§ Records to process:
⁂

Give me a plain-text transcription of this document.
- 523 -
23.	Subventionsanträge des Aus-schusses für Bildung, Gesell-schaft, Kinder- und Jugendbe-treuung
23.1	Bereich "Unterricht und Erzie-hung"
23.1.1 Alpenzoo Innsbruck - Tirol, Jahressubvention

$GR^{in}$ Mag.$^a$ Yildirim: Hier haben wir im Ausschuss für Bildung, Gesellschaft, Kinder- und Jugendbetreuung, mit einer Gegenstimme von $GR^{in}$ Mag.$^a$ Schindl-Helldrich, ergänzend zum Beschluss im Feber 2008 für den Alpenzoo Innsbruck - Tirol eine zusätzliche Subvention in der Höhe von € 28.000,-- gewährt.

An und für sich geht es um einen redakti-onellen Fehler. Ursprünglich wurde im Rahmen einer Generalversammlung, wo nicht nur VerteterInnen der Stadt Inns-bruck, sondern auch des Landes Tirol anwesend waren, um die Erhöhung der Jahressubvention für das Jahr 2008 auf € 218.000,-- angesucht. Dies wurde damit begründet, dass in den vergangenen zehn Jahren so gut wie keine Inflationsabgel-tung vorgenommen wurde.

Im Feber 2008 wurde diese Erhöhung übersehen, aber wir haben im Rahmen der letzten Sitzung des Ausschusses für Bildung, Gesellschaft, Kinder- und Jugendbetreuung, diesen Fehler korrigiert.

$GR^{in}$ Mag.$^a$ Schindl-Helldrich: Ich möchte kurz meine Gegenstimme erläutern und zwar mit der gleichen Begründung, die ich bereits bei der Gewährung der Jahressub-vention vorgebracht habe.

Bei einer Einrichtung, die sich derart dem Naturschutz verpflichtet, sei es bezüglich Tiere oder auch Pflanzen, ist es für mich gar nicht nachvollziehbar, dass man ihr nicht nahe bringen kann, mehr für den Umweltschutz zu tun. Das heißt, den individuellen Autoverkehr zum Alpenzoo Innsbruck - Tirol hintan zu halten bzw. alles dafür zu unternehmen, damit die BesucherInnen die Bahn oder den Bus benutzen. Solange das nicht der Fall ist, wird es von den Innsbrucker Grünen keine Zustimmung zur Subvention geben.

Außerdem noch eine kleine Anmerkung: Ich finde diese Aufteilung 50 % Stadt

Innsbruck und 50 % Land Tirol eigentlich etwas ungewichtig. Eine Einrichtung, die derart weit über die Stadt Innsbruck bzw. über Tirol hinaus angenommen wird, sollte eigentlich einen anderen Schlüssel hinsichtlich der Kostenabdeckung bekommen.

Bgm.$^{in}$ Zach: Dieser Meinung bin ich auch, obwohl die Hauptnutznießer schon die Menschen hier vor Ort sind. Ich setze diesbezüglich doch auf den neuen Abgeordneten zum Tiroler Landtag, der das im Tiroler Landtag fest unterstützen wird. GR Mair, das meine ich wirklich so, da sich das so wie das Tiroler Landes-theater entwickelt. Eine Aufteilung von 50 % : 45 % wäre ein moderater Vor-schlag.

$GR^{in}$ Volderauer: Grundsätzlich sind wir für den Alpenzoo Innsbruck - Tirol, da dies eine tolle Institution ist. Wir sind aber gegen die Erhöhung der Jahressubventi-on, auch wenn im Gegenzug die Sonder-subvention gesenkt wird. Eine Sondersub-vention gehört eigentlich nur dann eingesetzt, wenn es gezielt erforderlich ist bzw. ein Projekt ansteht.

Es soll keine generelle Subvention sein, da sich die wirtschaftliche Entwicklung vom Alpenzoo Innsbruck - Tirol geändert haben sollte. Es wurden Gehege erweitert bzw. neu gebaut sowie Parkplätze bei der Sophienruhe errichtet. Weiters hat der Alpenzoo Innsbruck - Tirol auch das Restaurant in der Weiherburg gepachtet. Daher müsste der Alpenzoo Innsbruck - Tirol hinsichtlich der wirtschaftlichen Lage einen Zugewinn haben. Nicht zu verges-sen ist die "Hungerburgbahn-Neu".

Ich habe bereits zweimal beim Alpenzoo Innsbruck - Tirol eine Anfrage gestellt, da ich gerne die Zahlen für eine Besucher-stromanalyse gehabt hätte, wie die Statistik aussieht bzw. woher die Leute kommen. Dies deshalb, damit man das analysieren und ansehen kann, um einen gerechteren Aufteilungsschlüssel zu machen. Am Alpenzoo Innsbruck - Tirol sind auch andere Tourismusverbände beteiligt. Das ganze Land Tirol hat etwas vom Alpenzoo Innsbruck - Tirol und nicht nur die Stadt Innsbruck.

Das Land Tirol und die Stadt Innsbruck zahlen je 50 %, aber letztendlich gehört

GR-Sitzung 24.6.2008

⁂

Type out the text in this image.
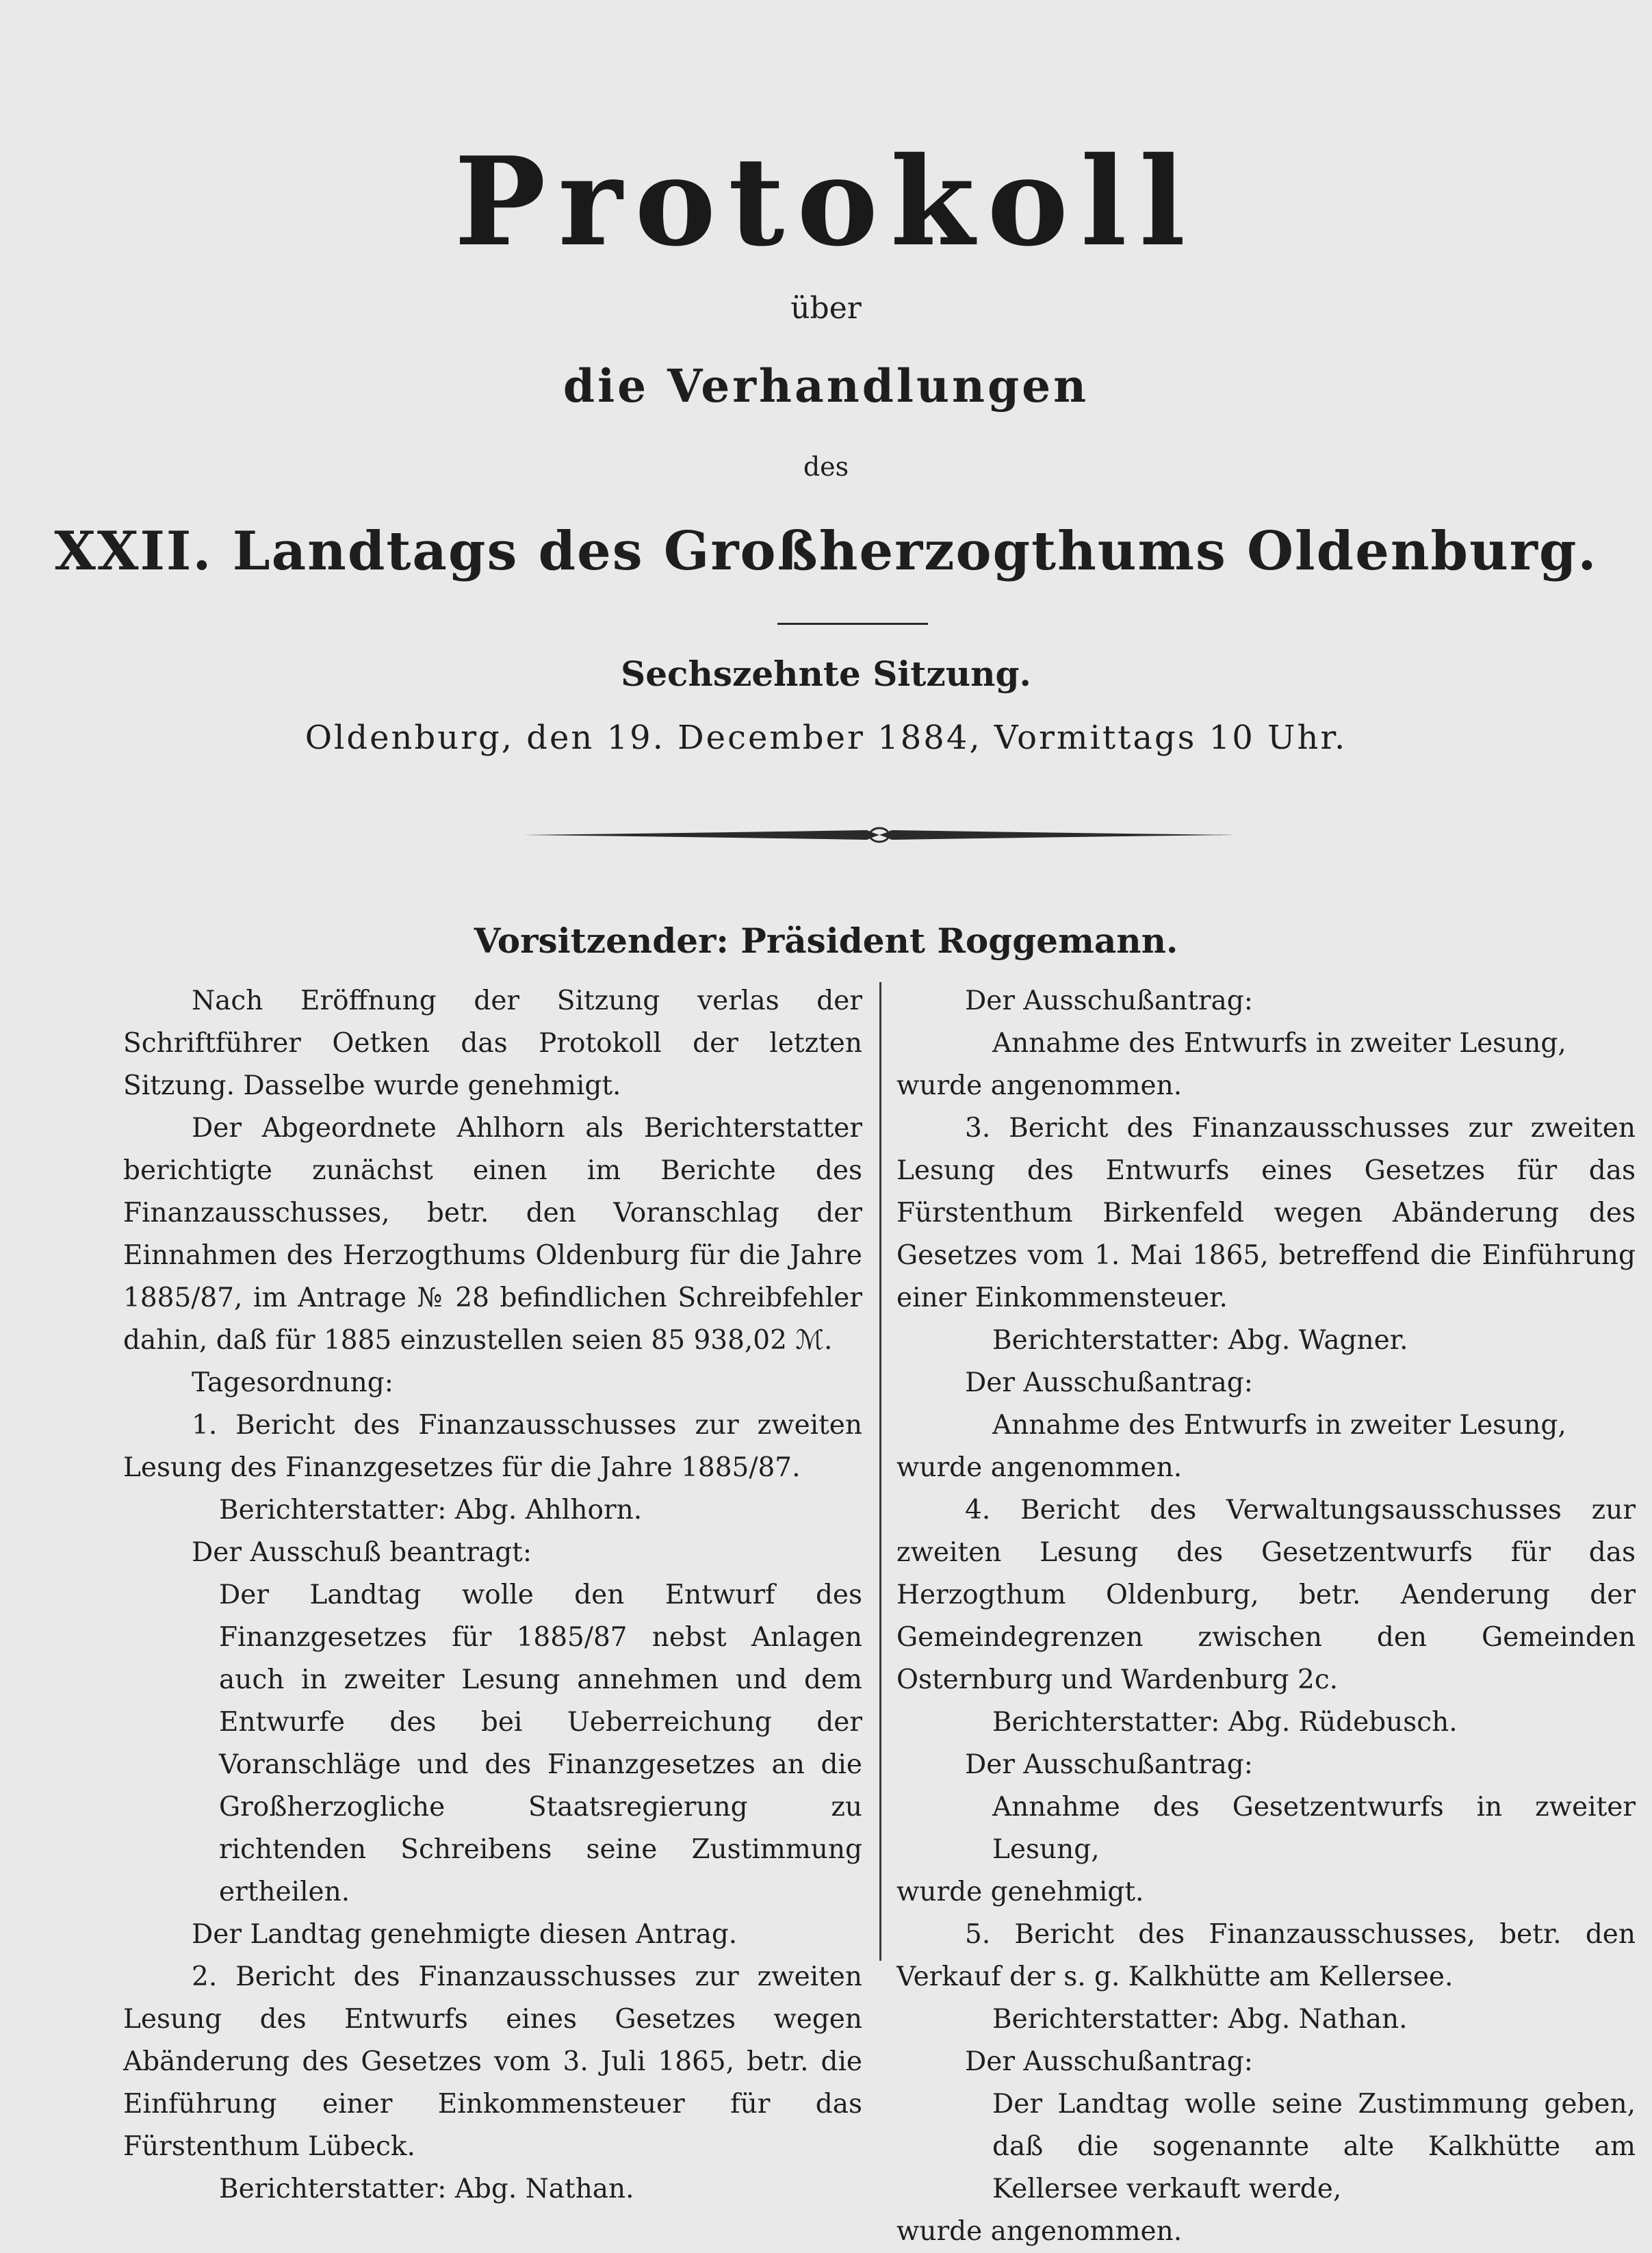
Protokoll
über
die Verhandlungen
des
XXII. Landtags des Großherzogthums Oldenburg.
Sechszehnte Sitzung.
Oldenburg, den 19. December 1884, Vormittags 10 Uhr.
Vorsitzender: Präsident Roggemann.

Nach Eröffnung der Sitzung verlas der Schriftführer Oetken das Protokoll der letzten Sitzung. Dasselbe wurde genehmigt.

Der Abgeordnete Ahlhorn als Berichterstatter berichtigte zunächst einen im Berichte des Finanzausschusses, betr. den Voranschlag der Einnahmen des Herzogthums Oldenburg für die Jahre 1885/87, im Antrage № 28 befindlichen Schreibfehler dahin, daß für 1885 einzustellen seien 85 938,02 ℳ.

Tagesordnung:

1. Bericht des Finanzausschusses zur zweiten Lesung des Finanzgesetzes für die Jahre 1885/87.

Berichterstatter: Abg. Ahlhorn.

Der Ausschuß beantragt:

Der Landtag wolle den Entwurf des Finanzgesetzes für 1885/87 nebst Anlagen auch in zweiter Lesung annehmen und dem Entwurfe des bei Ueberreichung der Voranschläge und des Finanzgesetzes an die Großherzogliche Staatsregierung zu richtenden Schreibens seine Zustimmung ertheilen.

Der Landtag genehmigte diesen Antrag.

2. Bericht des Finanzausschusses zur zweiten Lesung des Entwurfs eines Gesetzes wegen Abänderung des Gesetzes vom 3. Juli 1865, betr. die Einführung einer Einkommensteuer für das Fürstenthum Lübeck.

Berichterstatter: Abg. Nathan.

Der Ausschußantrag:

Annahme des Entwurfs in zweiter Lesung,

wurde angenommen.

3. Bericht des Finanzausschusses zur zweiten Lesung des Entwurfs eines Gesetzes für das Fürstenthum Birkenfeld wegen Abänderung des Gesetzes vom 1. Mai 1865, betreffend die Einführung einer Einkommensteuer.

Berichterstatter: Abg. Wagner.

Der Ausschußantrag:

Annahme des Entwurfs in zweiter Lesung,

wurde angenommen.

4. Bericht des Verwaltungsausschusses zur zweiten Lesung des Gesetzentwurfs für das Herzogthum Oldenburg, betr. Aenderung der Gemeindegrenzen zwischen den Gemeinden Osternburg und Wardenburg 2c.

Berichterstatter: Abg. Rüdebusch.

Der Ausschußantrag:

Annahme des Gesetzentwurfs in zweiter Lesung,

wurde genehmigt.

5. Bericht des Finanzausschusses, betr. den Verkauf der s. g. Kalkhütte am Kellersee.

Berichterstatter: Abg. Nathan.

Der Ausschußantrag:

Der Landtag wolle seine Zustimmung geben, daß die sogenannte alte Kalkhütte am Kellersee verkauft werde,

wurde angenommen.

⁂

§ Exercise requirements: Answer with one number, namely how many lines in the records contain the string "Kellersee".

§ Problem solution: 2